(Instructions for the task):
Find the word "Australian" in the records below. List each line containing it.

(Source material):
— start —

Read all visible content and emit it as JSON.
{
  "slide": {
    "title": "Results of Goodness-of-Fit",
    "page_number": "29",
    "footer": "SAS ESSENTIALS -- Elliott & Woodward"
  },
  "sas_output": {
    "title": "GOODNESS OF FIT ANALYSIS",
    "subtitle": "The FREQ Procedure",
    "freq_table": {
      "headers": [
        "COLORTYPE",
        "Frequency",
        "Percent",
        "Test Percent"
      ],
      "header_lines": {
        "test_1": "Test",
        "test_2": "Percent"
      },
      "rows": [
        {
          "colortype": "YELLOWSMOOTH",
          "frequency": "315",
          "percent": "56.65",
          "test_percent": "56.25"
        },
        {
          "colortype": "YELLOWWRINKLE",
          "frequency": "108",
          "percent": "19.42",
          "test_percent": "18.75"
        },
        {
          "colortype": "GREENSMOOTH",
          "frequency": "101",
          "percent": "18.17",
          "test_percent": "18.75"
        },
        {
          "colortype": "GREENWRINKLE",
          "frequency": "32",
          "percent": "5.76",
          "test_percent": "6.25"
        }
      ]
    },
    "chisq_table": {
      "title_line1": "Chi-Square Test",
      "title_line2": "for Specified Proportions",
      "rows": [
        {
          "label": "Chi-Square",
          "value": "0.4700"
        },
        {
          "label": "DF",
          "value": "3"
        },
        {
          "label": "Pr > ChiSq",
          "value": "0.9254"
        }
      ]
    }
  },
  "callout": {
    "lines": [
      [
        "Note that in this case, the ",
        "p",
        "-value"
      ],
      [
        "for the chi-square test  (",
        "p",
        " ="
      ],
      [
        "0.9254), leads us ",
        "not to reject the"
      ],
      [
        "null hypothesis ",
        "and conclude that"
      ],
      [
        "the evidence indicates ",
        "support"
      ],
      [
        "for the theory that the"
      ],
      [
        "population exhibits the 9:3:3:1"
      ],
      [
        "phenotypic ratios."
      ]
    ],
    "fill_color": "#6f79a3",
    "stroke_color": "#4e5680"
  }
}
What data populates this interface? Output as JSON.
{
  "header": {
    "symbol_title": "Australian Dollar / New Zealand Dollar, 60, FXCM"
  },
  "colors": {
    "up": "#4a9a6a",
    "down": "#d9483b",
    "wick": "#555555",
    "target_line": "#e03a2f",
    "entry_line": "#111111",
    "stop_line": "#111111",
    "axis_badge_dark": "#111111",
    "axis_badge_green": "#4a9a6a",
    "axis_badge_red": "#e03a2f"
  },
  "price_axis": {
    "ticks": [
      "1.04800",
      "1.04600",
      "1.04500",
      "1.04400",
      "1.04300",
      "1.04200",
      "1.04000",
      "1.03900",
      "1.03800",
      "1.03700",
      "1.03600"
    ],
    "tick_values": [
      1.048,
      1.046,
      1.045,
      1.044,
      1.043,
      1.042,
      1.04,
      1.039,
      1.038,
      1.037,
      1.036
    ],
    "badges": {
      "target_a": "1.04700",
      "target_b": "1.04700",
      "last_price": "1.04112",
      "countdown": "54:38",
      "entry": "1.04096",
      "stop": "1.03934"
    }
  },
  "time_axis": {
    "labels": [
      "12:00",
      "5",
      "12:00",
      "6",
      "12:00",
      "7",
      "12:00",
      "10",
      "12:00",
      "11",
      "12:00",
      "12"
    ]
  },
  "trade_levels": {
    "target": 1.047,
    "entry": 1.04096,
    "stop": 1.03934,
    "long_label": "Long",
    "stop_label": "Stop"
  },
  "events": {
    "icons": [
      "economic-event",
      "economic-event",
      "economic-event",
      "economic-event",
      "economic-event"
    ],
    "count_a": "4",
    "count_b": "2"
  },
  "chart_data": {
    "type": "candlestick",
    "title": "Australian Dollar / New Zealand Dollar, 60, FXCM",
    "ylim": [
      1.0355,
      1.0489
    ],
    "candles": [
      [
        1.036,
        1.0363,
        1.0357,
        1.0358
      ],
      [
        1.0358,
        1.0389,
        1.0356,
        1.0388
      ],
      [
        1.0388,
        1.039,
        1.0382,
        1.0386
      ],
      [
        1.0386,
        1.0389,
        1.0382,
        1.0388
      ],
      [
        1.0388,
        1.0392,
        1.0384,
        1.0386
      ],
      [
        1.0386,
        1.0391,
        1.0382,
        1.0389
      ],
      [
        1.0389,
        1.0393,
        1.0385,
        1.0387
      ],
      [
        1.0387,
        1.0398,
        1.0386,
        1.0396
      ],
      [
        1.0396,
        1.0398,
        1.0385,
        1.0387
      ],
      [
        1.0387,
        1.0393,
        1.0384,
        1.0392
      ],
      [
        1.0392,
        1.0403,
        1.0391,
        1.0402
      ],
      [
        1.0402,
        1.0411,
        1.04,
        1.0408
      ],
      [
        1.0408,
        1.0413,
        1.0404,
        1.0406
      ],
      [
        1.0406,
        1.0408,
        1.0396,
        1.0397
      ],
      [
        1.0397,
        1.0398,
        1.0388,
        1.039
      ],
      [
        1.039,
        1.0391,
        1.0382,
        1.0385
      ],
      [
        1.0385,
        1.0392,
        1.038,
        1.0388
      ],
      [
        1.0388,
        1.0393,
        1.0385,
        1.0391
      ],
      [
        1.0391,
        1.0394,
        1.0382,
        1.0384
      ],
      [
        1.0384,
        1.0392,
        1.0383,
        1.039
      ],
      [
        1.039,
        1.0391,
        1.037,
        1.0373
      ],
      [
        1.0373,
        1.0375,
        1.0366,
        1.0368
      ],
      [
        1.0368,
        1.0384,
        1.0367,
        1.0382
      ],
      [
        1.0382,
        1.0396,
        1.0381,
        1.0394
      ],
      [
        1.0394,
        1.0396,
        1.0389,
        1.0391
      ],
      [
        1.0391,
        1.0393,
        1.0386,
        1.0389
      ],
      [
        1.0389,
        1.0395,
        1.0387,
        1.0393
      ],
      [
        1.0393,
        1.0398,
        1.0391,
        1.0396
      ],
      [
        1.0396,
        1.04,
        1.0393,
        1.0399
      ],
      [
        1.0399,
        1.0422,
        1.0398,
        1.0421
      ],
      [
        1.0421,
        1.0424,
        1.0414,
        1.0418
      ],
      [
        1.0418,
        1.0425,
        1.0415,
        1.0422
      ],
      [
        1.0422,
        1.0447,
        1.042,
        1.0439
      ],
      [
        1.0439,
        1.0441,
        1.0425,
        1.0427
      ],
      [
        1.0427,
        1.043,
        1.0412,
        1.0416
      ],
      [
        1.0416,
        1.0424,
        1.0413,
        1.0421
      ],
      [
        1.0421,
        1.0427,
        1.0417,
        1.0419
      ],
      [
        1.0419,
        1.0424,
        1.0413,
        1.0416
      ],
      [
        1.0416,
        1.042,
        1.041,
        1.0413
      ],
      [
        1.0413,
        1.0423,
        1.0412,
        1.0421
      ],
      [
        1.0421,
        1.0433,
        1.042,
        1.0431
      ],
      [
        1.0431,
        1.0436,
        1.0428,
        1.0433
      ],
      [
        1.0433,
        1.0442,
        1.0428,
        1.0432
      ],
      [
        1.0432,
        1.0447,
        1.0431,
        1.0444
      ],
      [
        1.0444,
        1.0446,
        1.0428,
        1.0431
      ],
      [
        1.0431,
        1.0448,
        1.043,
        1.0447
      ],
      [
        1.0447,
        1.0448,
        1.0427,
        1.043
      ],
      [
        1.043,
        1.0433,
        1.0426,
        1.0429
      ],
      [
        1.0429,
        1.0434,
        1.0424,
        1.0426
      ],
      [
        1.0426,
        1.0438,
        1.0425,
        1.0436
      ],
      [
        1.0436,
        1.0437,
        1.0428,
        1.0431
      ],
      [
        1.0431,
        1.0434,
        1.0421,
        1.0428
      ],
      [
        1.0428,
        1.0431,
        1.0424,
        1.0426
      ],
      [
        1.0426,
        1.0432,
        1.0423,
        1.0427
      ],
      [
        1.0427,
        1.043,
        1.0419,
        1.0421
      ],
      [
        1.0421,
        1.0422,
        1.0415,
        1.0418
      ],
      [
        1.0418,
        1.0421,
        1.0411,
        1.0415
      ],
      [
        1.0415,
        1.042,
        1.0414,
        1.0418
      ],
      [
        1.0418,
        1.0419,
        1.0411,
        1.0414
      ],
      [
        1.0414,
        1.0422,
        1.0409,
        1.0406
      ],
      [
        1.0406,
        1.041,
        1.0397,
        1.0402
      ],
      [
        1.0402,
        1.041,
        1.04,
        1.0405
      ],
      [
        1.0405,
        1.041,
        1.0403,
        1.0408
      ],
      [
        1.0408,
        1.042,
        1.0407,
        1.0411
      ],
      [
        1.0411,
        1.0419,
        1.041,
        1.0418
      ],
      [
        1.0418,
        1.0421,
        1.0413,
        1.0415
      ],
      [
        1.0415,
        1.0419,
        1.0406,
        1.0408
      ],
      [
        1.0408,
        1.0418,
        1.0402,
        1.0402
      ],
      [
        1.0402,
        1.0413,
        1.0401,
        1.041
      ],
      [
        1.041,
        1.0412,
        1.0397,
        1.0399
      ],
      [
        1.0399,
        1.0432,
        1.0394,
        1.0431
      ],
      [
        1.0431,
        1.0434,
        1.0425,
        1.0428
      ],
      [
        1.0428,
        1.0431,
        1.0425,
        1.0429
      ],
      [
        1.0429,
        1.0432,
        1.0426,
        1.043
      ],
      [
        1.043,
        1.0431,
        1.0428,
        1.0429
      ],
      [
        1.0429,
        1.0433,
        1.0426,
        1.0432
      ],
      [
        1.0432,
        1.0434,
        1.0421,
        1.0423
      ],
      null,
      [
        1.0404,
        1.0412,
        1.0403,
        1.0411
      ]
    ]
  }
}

— end —

(Task solution):
    "symbol_title": "Australian Dollar / New Zealand Dollar, 60, FXCM"
    "title": "Australian Dollar / New Zealand Dollar, 60, FXCM",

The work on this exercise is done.